Transcribe the records below in full; pictures stay out of the copy.
======
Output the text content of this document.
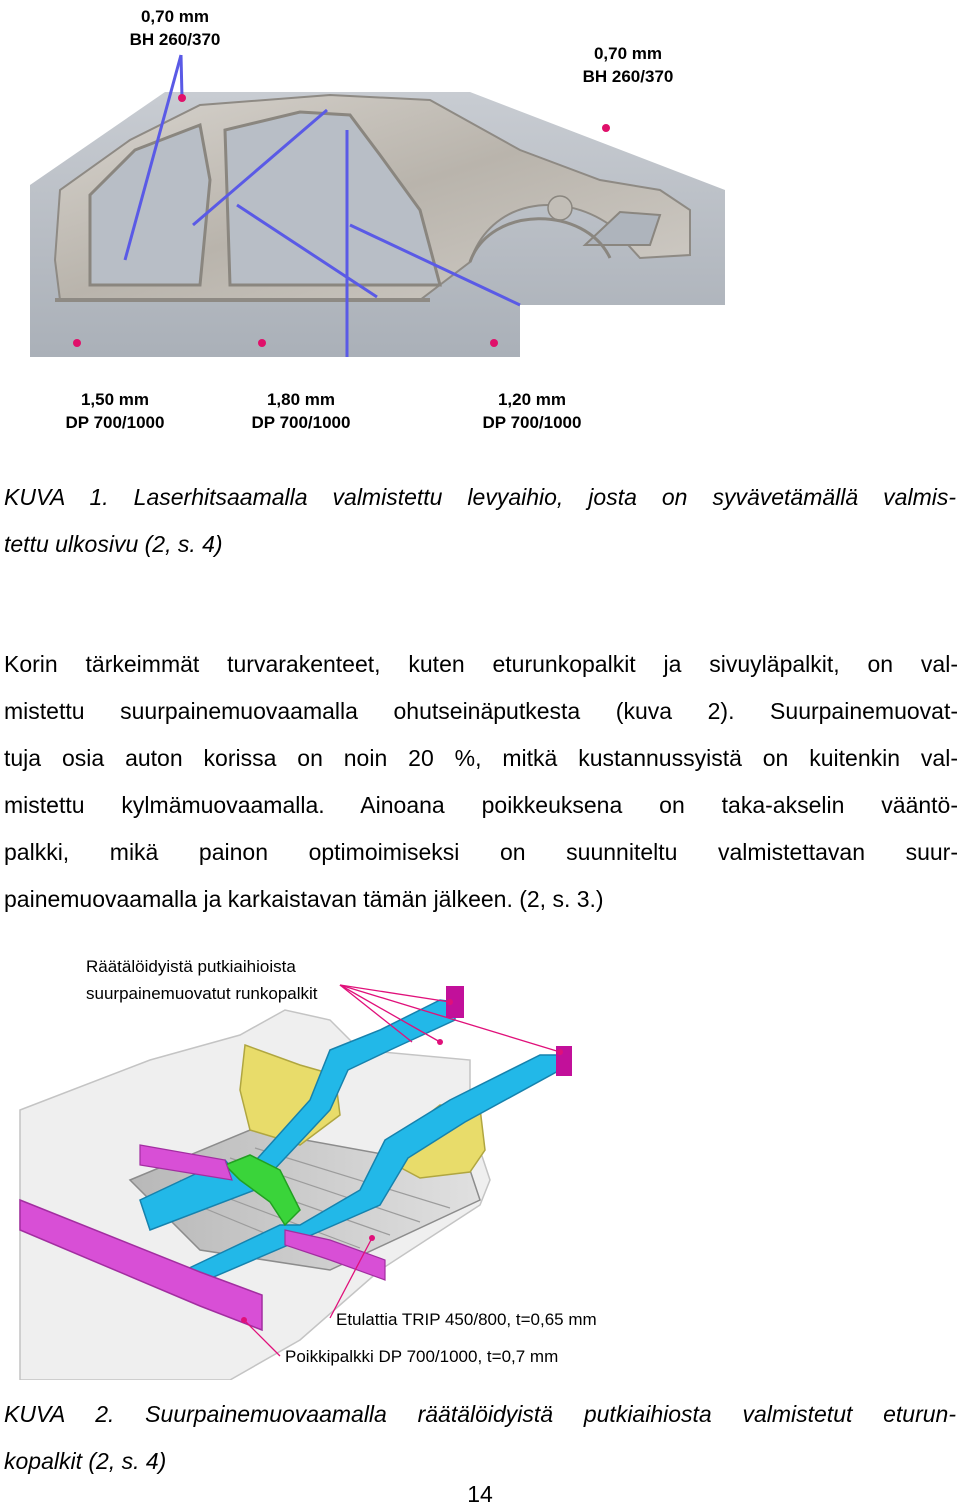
0,70 mm
BH 260/370
0,70 mm
BH 260/370
1,50 mm
DP 700/1000
1,80 mm
DP 700/1000
1,20 mm
DP 700/1000

KUVA 1. Laserhitsaamalla valmistettu levyaihio, josta on syvävetämällä valmis-
tettu ulkosivu (2, s. 4)

Korin tärkeimmät turvarakenteet, kuten eturunkopalkit ja sivuyläpalkit, on val-
mistettu suurpainemuovaamalla ohutseinäputkesta (kuva 2). Suurpainemuovat-
tuja osia auton korissa on noin 20 %, mitkä kustannussyistä on kuitenkin val-
mistettu kylmämuovaamalla. Ainoana poikkeuksena on taka-akselin vääntö-
palkki, mikä painon optimoimiseksi on suunniteltu valmistettavan suur-
painemuovaamalla ja karkaistavan tämän jälkeen. (2, s. 3.)

Räätälöidyistä putkiaihioista
suurpainemuovatut runkopalkit
Etulattia TRIP 450/800, t=0,65 mm
Poikkipalkki DP 700/1000, t=0,7 mm

KUVA 2. Suurpainemuovaamalla räätälöidyistä putkiaihiosta valmistetut eturun-
kopalkit (2, s. 4)

14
======
- OUTPUT OF THE TASK:
Output the text content of this document.
0,70 mm
BH 260/370
0,70 mm
BH 260/370
1,50 mm
DP 700/1000
1,80 mm
DP 700/1000
1,20 mm
DP 700/1000

KUVA 1. Laserhitsaamalla valmistettu levyaihio, josta on syvävetämällä valmis-
tettu ulkosivu (2, s. 4)

Korin tärkeimmät turvarakenteet, kuten eturunkopalkit ja sivuyläpalkit, on val-
mistettu suurpainemuovaamalla ohutseinäputkesta (kuva 2). Suurpainemuovat-
tuja osia auton korissa on noin 20 %, mitkä kustannussyistä on kuitenkin val-
mistettu kylmämuovaamalla. Ainoana poikkeuksena on taka-akselin vääntö-
palkki, mikä painon optimoimiseksi on suunniteltu valmistettavan suur-
painemuovaamalla ja karkaistavan tämän jälkeen. (2, s. 3.)

Räätälöidyistä putkiaihioista
suurpainemuovatut runkopalkit
Etulattia TRIP 450/800, t=0,65 mm
Poikkipalkki DP 700/1000, t=0,7 mm

KUVA 2. Suurpainemuovaamalla räätälöidyistä putkiaihiosta valmistetut eturun-
kopalkit (2, s. 4)

14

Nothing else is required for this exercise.